**Task instructions**
Retype the records below exactly as they stand, but with no images.

**Exercise input**
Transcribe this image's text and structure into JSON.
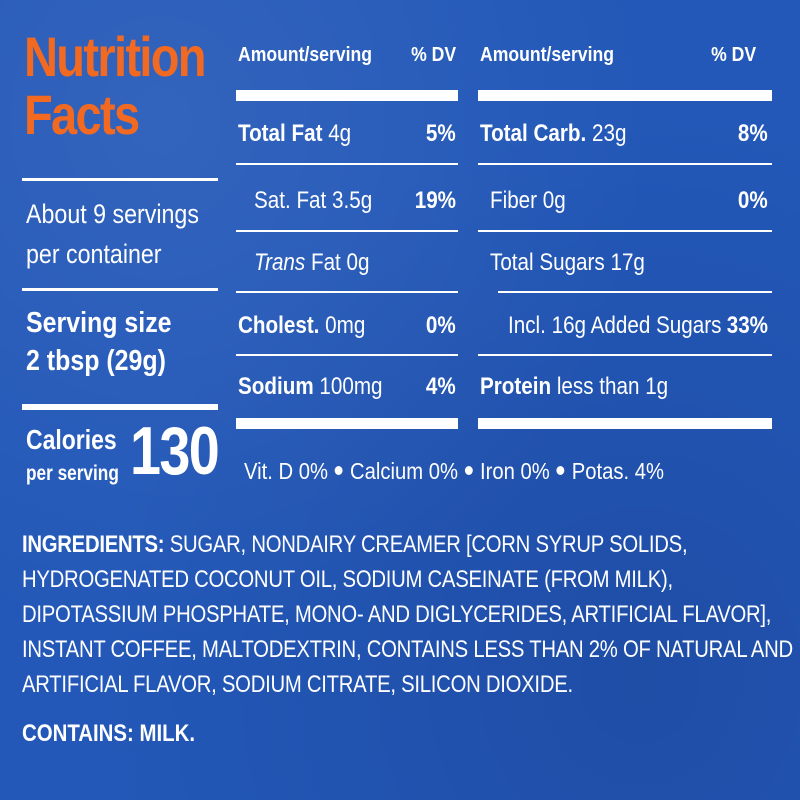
{
  "title": {
    "line1": "Nutrition",
    "line2": "Facts"
  },
  "servings": {
    "line1": "About 9 servings",
    "line2": "per container"
  },
  "serving_size": {
    "label": "Serving size",
    "value": "2 tbsp (29g)"
  },
  "calories": {
    "label": "Calories",
    "sub": "per serving",
    "value": "130"
  },
  "table": {
    "left": {
      "header_amount": "Amount/serving",
      "header_dv": "% DV",
      "total_fat": {
        "name": "Total Fat",
        "amount": "4g",
        "dv": "5%"
      },
      "sat_fat": {
        "text": "Sat. Fat 3.5g",
        "dv": "19%"
      },
      "trans_fat": {
        "italic": "Trans",
        "rest": "Fat 0g"
      },
      "cholest": {
        "name": "Cholest.",
        "amount": "0mg",
        "dv": "0%"
      },
      "sodium": {
        "name": "Sodium",
        "amount": "100mg",
        "dv": "4%"
      }
    },
    "right": {
      "header_amount": "Amount/serving",
      "header_dv": "% DV",
      "total_carb": {
        "name": "Total Carb.",
        "amount": "23g",
        "dv": "8%"
      },
      "fiber": {
        "text": "Fiber 0g",
        "dv": "0%"
      },
      "total_sugars": {
        "text": "Total Sugars 17g"
      },
      "added_sugars": {
        "text": "Incl. 16g Added Sugars",
        "dv": "33%"
      },
      "protein": {
        "name": "Protein",
        "amount": "less than 1g"
      }
    }
  },
  "vitamins": [
    "Vit. D 0%",
    "Calcium 0%",
    "Iron 0%",
    "Potas. 4%"
  ],
  "ingredients": {
    "label": "INGREDIENTS:",
    "line1": "SUGAR, NONDAIRY CREAMER [CORN SYRUP SOLIDS,",
    "line2": "HYDROGENATED COCONUT OIL, SODIUM CASEINATE (FROM MILK),",
    "line3": "DIPOTASSIUM PHOSPHATE, MONO- AND DIGLYCERIDES, ARTIFICIAL FLAVOR],",
    "line4": "INSTANT COFFEE, MALTODEXTRIN, CONTAINS LESS THAN 2% OF NATURAL AND",
    "line5": "ARTIFICIAL FLAVOR, SODIUM CITRATE, SILICON DIOXIDE."
  },
  "contains": "CONTAINS: MILK.",
  "colors": {
    "background": "#2358b8",
    "title": "#f26a21",
    "text": "#ffffff"
  }
}
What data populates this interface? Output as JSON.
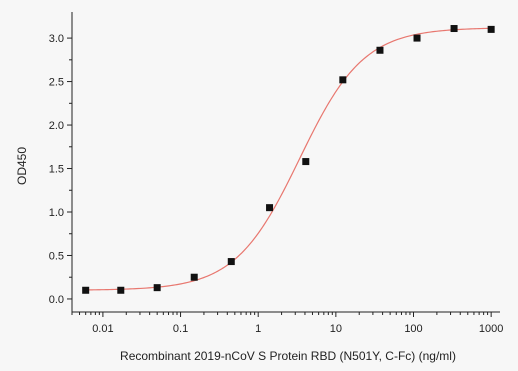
{
  "chart_data": {
    "type": "scatter",
    "title": "",
    "xlabel": "Recombinant 2019-nCoV S Protein RBD (N501Y, C-Fc) (ng/ml)",
    "ylabel": "OD450",
    "x_scale": "log",
    "xlim": [
      0.004,
      1300
    ],
    "ylim": [
      -0.15,
      3.3
    ],
    "x_ticks": [
      {
        "value": 0.01,
        "label": "0.01"
      },
      {
        "value": 0.1,
        "label": "0.1"
      },
      {
        "value": 1,
        "label": "1"
      },
      {
        "value": 10,
        "label": "10"
      },
      {
        "value": 100,
        "label": "100"
      },
      {
        "value": 1000,
        "label": "1000"
      }
    ],
    "y_ticks": [
      {
        "value": 0.0,
        "label": "0.0"
      },
      {
        "value": 0.5,
        "label": "0.5"
      },
      {
        "value": 1.0,
        "label": "1.0"
      },
      {
        "value": 1.5,
        "label": "1.5"
      },
      {
        "value": 2.0,
        "label": "2.0"
      },
      {
        "value": 2.5,
        "label": "2.5"
      },
      {
        "value": 3.0,
        "label": "3.0"
      }
    ],
    "points": [
      {
        "x": 0.006,
        "y": 0.1
      },
      {
        "x": 0.017,
        "y": 0.1
      },
      {
        "x": 0.05,
        "y": 0.13
      },
      {
        "x": 0.15,
        "y": 0.25
      },
      {
        "x": 0.45,
        "y": 0.43
      },
      {
        "x": 1.4,
        "y": 1.05
      },
      {
        "x": 4.1,
        "y": 1.58
      },
      {
        "x": 12.3,
        "y": 2.52
      },
      {
        "x": 37,
        "y": 2.86
      },
      {
        "x": 111,
        "y": 3.0
      },
      {
        "x": 333,
        "y": 3.11
      },
      {
        "x": 1000,
        "y": 3.1
      }
    ],
    "fit": {
      "model": "4PL",
      "bottom": 0.1,
      "top": 3.12,
      "ec50": 3.4,
      "hill": 1.05
    },
    "grid": false,
    "colors": {
      "points": "#111111",
      "curve": "#e8776f",
      "background": "#f7f7f7"
    }
  }
}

**Task result**
Transcribe this image's text and structure into JSON.
{
  "title": {
    "line1": "Nutrition",
    "line2": "Facts"
  },
  "servings": {
    "line1": "About 9 servings",
    "line2": "per container"
  },
  "serving_size": {
    "label": "Serving size",
    "value": "2 tbsp (29g)"
  },
  "calories": {
    "label": "Calories",
    "sub": "per serving",
    "value": "130"
  },
  "table": {
    "left": {
      "header_amount": "Amount/serving",
      "header_dv": "% DV",
      "total_fat": {
        "name": "Total Fat",
        "amount": "4g",
        "dv": "5%"
      },
      "sat_fat": {
        "text": "Sat. Fat 3.5g",
        "dv": "19%"
      },
      "trans_fat": {
        "italic": "Trans",
        "rest": "Fat 0g"
      },
      "cholest": {
        "name": "Cholest.",
        "amount": "0mg",
        "dv": "0%"
      },
      "sodium": {
        "name": "Sodium",
        "amount": "100mg",
        "dv": "4%"
      }
    },
    "right": {
      "header_amount": "Amount/serving",
      "header_dv": "% DV",
      "total_carb": {
        "name": "Total Carb.",
        "amount": "23g",
        "dv": "8%"
      },
      "fiber": {
        "text": "Fiber 0g",
        "dv": "0%"
      },
      "total_sugars": {
        "text": "Total Sugars 17g"
      },
      "added_sugars": {
        "text": "Incl. 16g Added Sugars",
        "dv": "33%"
      },
      "protein": {
        "name": "Protein",
        "amount": "less than 1g"
      }
    }
  },
  "vitamins": [
    "Vit. D 0%",
    "Calcium 0%",
    "Iron 0%",
    "Potas. 4%"
  ],
  "ingredients": {
    "label": "INGREDIENTS:",
    "line1": "SUGAR, NONDAIRY CREAMER [CORN SYRUP SOLIDS,",
    "line2": "HYDROGENATED COCONUT OIL, SODIUM CASEINATE (FROM MILK),",
    "line3": "DIPOTASSIUM PHOSPHATE, MONO- AND DIGLYCERIDES, ARTIFICIAL FLAVOR],",
    "line4": "INSTANT COFFEE, MALTODEXTRIN, CONTAINS LESS THAN 2% OF NATURAL AND",
    "line5": "ARTIFICIAL FLAVOR, SODIUM CITRATE, SILICON DIOXIDE."
  },
  "contains": "CONTAINS: MILK.",
  "colors": {
    "background": "#2358b8",
    "title": "#f26a21",
    "text": "#ffffff"
  }
}
What data populates this interface? Output as JSON.
{
  "chart_data": {
    "type": "scatter",
    "title": "",
    "xlabel": "Recombinant 2019-nCoV S Protein RBD (N501Y, C-Fc) (ng/ml)",
    "ylabel": "OD450",
    "x_scale": "log",
    "xlim": [
      0.004,
      1300
    ],
    "ylim": [
      -0.15,
      3.3
    ],
    "x_ticks": [
      {
        "value": 0.01,
        "label": "0.01"
      },
      {
        "value": 0.1,
        "label": "0.1"
      },
      {
        "value": 1,
        "label": "1"
      },
      {
        "value": 10,
        "label": "10"
      },
      {
        "value": 100,
        "label": "100"
      },
      {
        "value": 1000,
        "label": "1000"
      }
    ],
    "y_ticks": [
      {
        "value": 0.0,
        "label": "0.0"
      },
      {
        "value": 0.5,
        "label": "0.5"
      },
      {
        "value": 1.0,
        "label": "1.0"
      },
      {
        "value": 1.5,
        "label": "1.5"
      },
      {
        "value": 2.0,
        "label": "2.0"
      },
      {
        "value": 2.5,
        "label": "2.5"
      },
      {
        "value": 3.0,
        "label": "3.0"
      }
    ],
    "points": [
      {
        "x": 0.006,
        "y": 0.1
      },
      {
        "x": 0.017,
        "y": 0.1
      },
      {
        "x": 0.05,
        "y": 0.13
      },
      {
        "x": 0.15,
        "y": 0.25
      },
      {
        "x": 0.45,
        "y": 0.43
      },
      {
        "x": 1.4,
        "y": 1.05
      },
      {
        "x": 4.1,
        "y": 1.58
      },
      {
        "x": 12.3,
        "y": 2.52
      },
      {
        "x": 37,
        "y": 2.86
      },
      {
        "x": 111,
        "y": 3.0
      },
      {
        "x": 333,
        "y": 3.11
      },
      {
        "x": 1000,
        "y": 3.1
      }
    ],
    "fit": {
      "model": "4PL",
      "bottom": 0.1,
      "top": 3.12,
      "ec50": 3.4,
      "hill": 1.05
    },
    "grid": false,
    "colors": {
      "points": "#111111",
      "curve": "#e8776f",
      "background": "#f7f7f7"
    }
  }
}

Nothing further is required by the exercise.